----- Data for processing
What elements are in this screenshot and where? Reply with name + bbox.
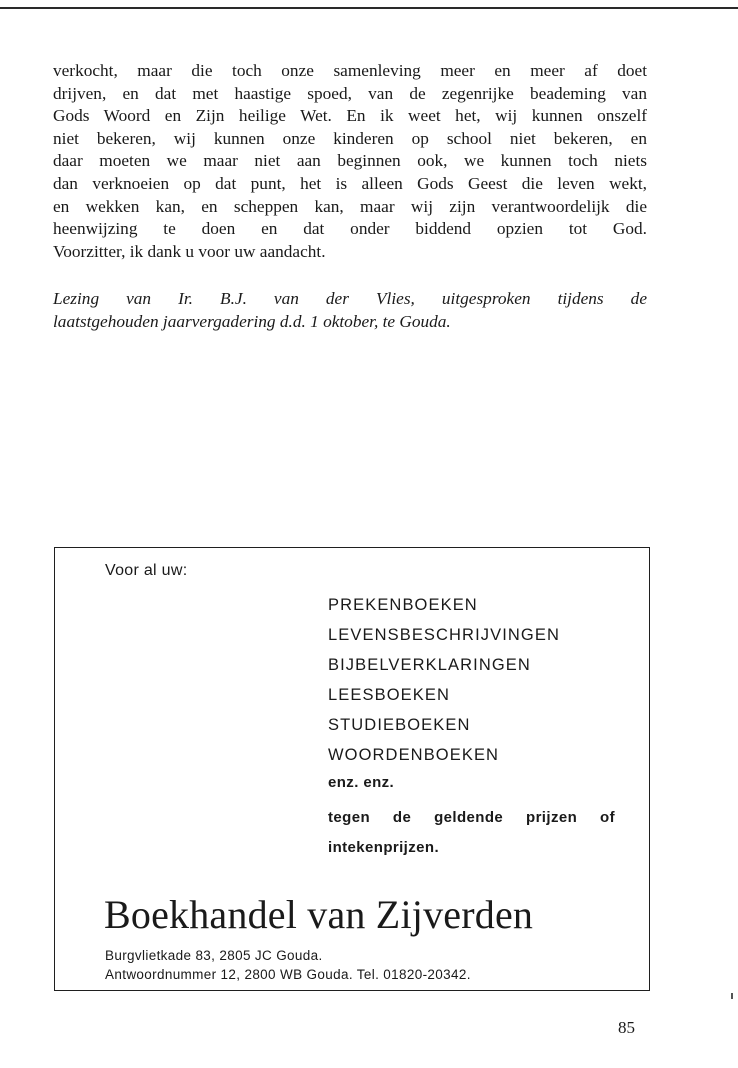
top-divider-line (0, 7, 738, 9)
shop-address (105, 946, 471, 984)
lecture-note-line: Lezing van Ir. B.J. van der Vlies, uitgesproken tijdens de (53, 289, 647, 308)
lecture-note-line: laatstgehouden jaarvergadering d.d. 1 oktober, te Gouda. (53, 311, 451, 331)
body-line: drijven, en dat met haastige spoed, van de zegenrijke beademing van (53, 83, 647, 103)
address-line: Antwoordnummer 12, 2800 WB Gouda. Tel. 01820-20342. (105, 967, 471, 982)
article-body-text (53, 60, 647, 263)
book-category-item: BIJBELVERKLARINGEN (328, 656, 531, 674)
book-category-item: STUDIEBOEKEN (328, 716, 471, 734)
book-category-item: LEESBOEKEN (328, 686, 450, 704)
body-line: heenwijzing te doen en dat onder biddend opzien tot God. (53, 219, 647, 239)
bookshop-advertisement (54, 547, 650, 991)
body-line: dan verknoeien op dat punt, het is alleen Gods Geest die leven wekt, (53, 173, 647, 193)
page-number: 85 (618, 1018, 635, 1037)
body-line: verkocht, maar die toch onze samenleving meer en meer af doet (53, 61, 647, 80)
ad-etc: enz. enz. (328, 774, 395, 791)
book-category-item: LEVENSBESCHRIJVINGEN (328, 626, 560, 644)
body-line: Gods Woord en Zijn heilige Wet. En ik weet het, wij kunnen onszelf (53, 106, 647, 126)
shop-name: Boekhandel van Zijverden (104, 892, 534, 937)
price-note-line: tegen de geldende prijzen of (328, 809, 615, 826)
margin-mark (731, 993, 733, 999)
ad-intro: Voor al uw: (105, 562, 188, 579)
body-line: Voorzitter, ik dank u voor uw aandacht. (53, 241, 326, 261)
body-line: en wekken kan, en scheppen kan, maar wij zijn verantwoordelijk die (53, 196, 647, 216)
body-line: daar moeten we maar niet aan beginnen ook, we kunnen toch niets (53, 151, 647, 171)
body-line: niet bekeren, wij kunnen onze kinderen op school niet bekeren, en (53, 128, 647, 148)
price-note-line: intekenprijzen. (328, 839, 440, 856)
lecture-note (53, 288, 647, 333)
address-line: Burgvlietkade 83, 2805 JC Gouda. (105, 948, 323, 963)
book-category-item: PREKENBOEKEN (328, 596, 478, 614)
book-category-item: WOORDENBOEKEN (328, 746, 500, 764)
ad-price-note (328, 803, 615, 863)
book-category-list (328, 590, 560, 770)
----------
----- Data for processing
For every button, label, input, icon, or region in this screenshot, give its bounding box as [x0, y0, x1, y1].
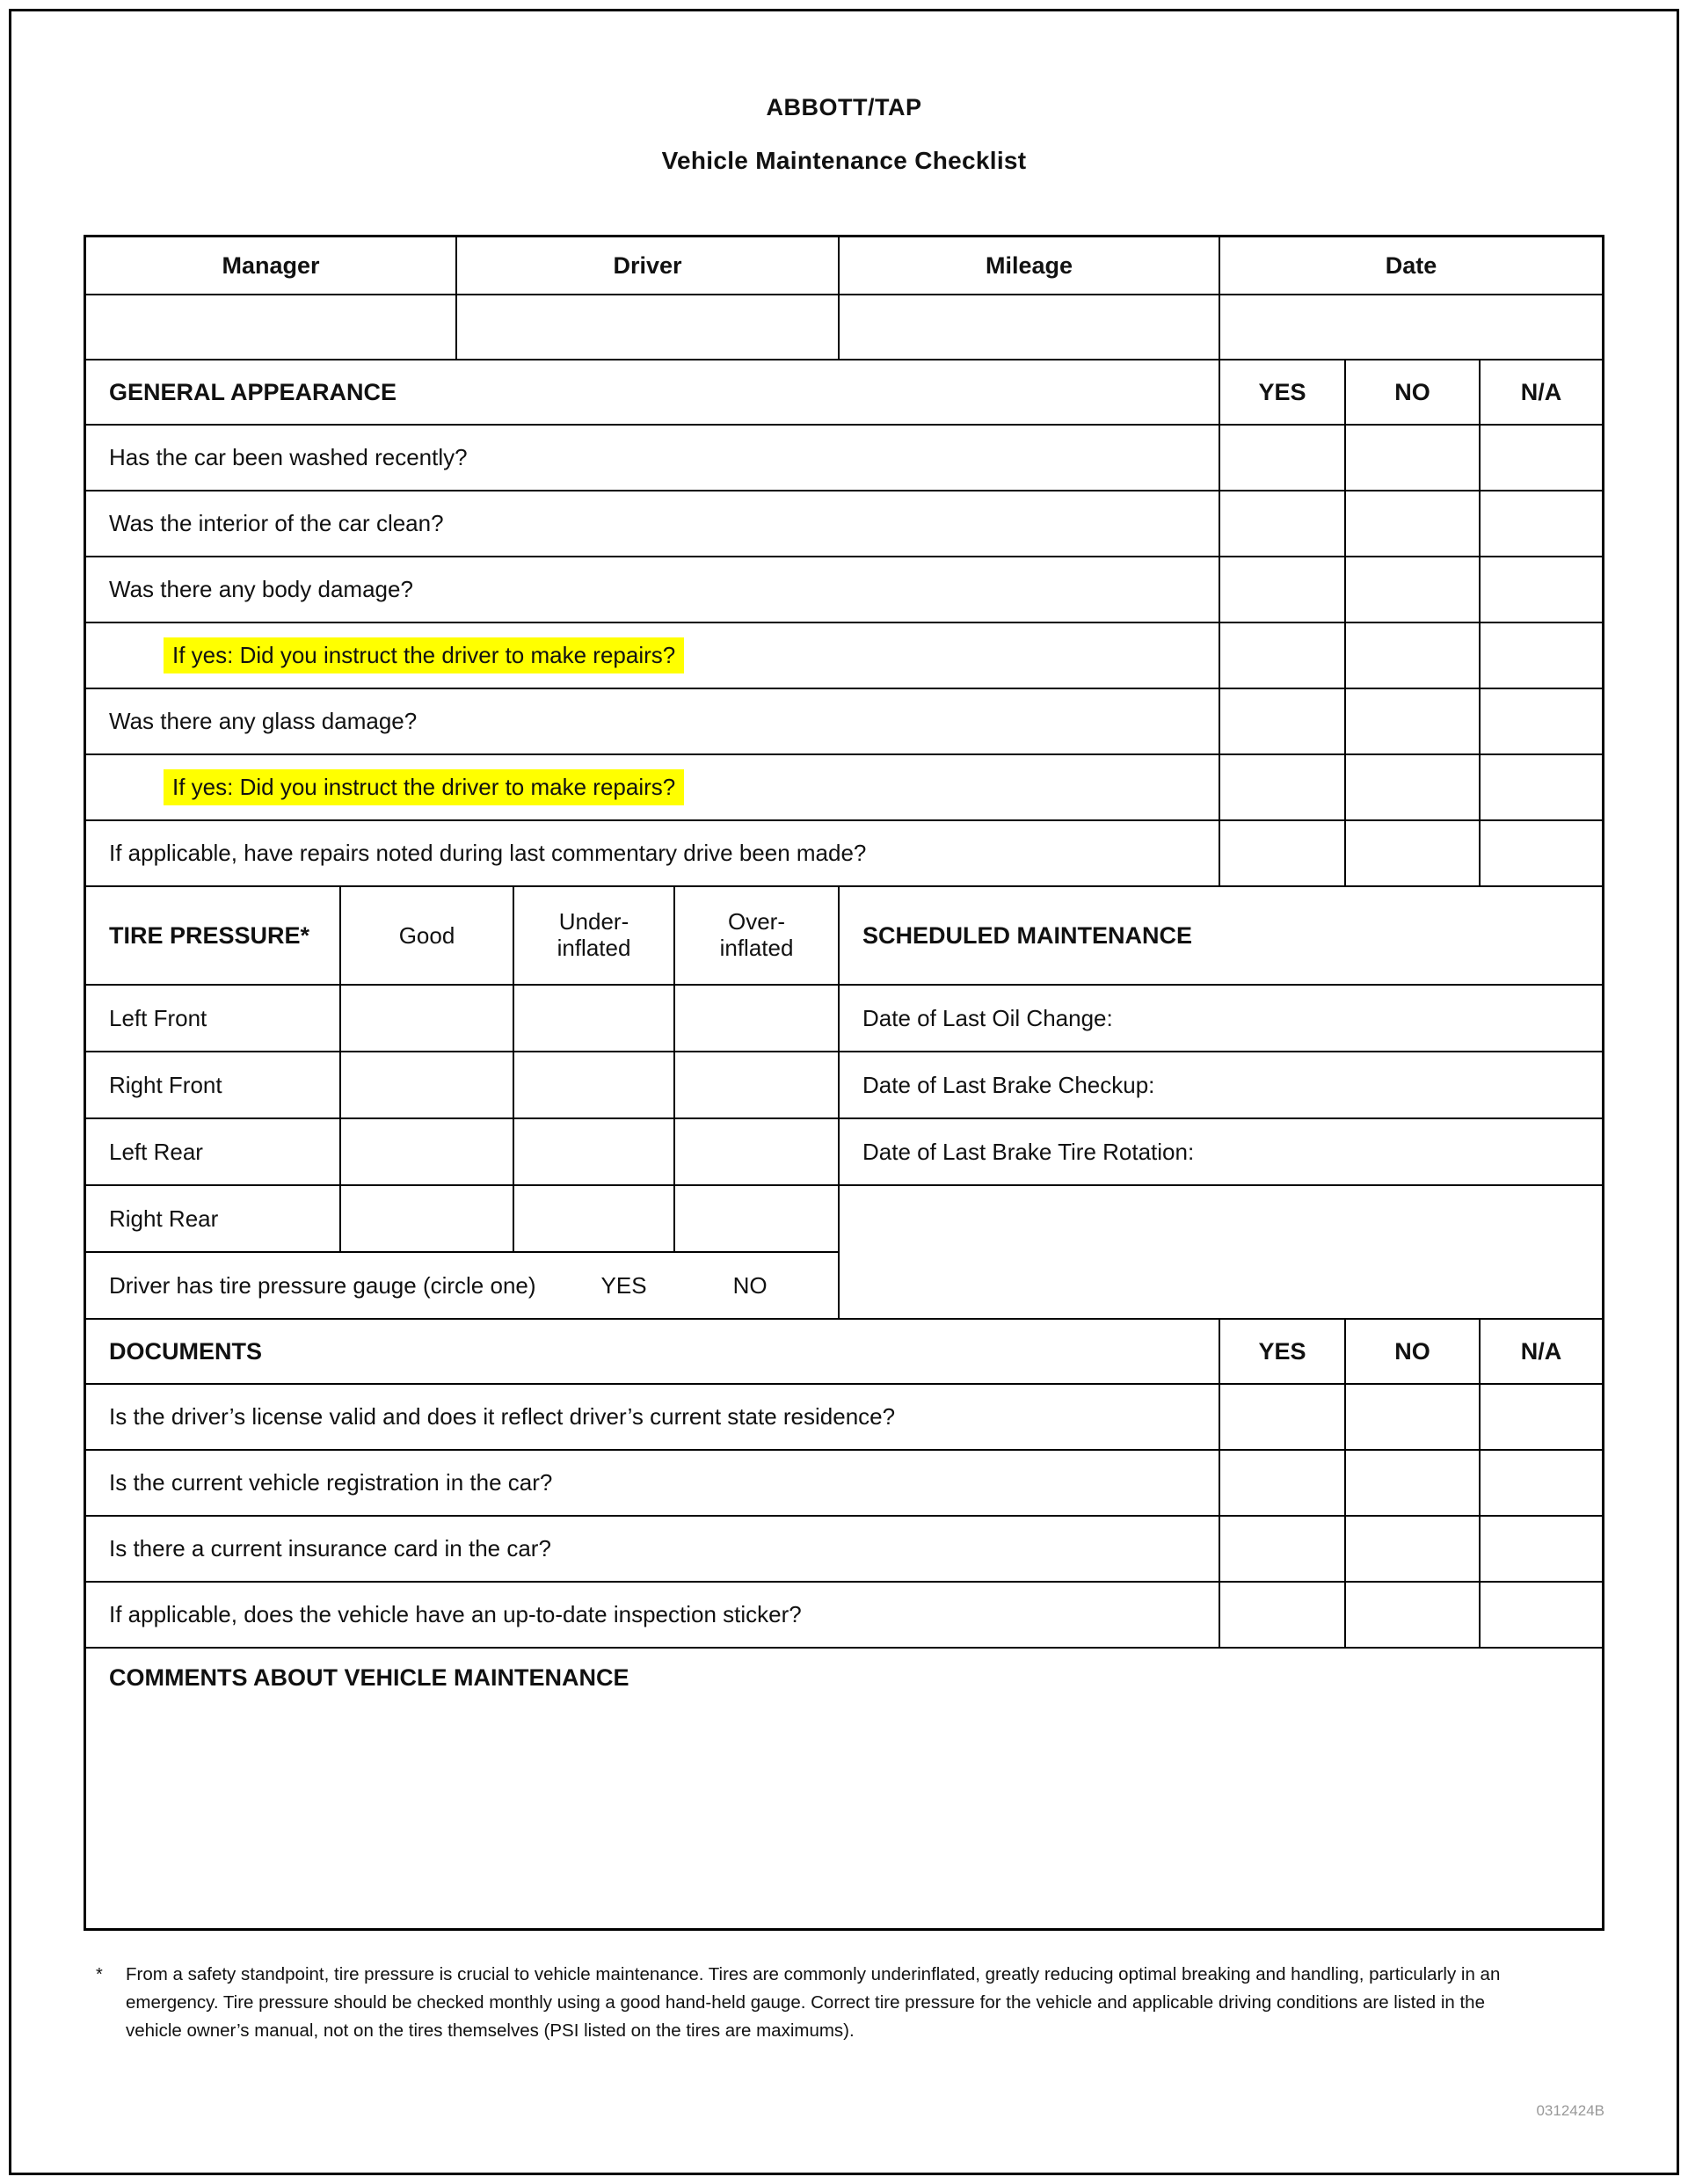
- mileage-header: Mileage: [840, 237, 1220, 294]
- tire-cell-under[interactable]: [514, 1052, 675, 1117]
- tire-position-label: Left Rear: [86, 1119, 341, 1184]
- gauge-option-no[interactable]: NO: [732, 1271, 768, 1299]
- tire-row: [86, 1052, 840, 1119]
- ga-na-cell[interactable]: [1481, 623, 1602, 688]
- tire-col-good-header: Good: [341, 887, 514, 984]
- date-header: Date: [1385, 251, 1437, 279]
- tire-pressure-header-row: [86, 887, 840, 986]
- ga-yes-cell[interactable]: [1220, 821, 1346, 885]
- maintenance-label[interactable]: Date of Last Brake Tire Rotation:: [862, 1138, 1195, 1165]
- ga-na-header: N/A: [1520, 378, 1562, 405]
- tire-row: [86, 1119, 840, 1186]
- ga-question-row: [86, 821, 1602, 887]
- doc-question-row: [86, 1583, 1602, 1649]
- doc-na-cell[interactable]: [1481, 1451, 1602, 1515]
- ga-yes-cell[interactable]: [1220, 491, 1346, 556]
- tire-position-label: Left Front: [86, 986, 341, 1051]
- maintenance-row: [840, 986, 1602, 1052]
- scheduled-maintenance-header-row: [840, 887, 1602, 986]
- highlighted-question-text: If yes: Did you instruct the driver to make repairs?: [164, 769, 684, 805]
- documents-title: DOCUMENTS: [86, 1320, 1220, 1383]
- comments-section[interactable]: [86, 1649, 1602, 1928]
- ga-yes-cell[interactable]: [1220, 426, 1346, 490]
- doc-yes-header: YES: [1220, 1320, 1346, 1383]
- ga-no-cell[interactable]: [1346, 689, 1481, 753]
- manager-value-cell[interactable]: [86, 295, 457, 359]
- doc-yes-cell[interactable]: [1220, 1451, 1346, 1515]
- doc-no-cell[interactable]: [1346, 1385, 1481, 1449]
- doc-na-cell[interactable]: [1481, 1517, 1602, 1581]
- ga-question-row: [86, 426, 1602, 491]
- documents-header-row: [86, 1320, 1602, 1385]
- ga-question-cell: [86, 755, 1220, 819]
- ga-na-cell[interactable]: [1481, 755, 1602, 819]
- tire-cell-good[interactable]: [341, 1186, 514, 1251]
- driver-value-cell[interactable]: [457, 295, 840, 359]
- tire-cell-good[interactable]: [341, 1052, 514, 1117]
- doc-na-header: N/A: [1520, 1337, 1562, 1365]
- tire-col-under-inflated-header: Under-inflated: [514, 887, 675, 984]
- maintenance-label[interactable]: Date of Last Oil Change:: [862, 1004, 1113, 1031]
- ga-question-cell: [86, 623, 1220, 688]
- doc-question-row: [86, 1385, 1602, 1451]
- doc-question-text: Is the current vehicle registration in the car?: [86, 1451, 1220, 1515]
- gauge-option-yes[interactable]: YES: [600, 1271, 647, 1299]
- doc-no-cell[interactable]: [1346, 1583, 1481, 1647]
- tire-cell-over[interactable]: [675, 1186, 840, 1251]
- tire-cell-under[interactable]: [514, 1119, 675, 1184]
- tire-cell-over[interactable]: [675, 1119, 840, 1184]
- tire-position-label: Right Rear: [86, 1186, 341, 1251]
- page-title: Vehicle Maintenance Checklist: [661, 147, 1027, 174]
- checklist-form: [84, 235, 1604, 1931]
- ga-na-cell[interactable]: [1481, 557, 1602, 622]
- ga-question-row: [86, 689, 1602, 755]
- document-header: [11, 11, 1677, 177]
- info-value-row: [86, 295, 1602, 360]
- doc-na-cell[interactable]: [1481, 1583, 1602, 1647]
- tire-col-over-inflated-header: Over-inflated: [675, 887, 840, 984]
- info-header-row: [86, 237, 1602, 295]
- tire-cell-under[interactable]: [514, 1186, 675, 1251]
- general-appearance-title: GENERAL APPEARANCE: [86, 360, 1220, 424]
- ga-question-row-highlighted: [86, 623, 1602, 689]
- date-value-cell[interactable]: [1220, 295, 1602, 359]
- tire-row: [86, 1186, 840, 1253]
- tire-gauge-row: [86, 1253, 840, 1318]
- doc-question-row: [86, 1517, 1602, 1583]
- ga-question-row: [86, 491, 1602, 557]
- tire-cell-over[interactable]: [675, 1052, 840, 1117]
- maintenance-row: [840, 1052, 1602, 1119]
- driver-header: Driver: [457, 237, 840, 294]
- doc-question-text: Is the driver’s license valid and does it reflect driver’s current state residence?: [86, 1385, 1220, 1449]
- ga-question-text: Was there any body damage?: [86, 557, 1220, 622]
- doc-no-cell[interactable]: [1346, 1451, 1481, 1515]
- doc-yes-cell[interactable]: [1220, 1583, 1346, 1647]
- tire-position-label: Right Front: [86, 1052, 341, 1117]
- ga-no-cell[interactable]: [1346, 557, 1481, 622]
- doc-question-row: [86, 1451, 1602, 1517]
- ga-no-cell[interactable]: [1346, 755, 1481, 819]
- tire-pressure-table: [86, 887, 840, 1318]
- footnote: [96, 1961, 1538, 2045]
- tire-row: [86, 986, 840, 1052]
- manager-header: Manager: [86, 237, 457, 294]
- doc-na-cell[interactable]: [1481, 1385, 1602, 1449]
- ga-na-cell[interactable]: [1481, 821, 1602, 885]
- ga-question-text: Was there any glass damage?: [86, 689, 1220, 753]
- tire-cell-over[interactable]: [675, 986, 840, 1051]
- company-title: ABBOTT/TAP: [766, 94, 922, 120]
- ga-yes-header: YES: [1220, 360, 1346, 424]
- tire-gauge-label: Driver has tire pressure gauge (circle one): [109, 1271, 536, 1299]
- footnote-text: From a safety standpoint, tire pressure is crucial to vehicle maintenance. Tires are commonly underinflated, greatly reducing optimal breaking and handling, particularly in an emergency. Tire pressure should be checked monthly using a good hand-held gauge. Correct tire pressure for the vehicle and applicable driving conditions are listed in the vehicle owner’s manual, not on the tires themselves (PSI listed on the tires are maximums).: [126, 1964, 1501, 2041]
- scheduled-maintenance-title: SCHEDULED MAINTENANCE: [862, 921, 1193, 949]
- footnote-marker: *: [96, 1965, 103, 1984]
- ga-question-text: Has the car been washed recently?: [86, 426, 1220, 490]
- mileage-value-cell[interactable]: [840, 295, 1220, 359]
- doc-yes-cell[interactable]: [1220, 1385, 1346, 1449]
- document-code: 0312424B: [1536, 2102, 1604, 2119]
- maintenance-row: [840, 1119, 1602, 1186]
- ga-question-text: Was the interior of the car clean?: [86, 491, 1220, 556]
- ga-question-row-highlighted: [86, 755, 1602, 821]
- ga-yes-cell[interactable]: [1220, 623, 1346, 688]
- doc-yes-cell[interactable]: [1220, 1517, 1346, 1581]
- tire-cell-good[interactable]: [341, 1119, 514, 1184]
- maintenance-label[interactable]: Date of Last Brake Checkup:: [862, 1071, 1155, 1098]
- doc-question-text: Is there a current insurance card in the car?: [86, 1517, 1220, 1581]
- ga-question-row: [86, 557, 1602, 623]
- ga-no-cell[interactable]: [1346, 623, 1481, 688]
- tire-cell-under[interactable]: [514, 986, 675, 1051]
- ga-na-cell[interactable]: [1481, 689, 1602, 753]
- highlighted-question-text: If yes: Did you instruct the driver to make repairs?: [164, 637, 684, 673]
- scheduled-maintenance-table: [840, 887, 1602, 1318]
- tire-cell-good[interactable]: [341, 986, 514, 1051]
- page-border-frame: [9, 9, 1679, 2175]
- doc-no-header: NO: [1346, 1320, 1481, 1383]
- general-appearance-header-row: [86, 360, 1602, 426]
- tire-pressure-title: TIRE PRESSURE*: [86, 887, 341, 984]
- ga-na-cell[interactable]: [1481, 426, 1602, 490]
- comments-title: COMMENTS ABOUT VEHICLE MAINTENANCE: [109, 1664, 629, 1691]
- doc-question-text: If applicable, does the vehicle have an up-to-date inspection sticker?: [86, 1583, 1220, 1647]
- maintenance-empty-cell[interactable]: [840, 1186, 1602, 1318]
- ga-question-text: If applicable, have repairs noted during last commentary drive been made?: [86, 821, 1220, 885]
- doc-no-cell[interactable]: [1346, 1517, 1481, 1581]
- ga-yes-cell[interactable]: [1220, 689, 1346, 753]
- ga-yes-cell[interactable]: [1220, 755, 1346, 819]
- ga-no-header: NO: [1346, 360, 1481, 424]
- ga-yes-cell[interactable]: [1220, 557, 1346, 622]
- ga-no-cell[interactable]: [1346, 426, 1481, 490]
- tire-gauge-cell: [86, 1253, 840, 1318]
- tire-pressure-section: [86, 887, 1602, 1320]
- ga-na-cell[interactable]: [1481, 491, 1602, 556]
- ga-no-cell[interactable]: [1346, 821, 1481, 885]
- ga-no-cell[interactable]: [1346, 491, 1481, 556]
----------
The exercise
Reproduce the lines exactly, starting at the line containing "top-divider-line (0, 7, 738, 9)" and ending at the line containing "book-category-item: WOORDENBOEKEN (328, 746, 500, 764)", with both of those lines included.

The reply
top-divider-line (0, 7, 738, 9)
shop-address (105, 946, 471, 984)
lecture-note-line: Lezing van Ir. B.J. van der Vlies, uitgesproken tijdens de (53, 289, 647, 308)
lecture-note-line: laatstgehouden jaarvergadering d.d. 1 oktober, te Gouda. (53, 311, 451, 331)
body-line: drijven, en dat met haastige spoed, van de zegenrijke beademing van (53, 83, 647, 103)
address-line: Antwoordnummer 12, 2800 WB Gouda. Tel. 01820-20342. (105, 967, 471, 982)
article-body-text (53, 60, 647, 263)
book-category-item: BIJBELVERKLARINGEN (328, 656, 531, 674)
book-category-item: STUDIEBOEKEN (328, 716, 471, 734)
book-category-item: LEESBOEKEN (328, 686, 450, 704)
body-line: heenwijzing te doen en dat onder biddend opzien tot God. (53, 219, 647, 239)
bookshop-advertisement (54, 547, 650, 991)
body-line: dan verknoeien op dat punt, het is alleen Gods Geest die leven wekt, (53, 173, 647, 193)
page-number: 85 (618, 1018, 635, 1037)
body-line: verkocht, maar die toch onze samenleving meer en meer af doet (53, 61, 647, 80)
ad-etc: enz. enz. (328, 774, 395, 791)
book-category-item: LEVENSBESCHRIJVINGEN (328, 626, 560, 644)
body-line: Gods Woord en Zijn heilige Wet. En ik weet het, wij kunnen onszelf (53, 106, 647, 126)
shop-name: Boekhandel van Zijverden (104, 892, 534, 937)
price-note-line: tegen de geldende prijzen of (328, 809, 615, 826)
margin-mark (731, 993, 733, 999)
ad-intro: Voor al uw: (105, 562, 188, 579)
body-line: Voorzitter, ik dank u voor uw aandacht. (53, 241, 326, 261)
body-line: en wekken kan, en scheppen kan, maar wij zijn verantwoordelijk die (53, 196, 647, 216)
body-line: daar moeten we maar niet aan beginnen ook, we kunnen toch niets (53, 151, 647, 171)
body-line: niet bekeren, wij kunnen onze kinderen op school niet bekeren, en (53, 128, 647, 148)
price-note-line: intekenprijzen. (328, 839, 440, 856)
lecture-note (53, 288, 647, 333)
address-line: Burgvlietkade 83, 2805 JC Gouda. (105, 948, 323, 963)
book-category-item: PREKENBOEKEN (328, 596, 478, 614)
book-category-item: WOORDENBOEKEN (328, 746, 500, 764)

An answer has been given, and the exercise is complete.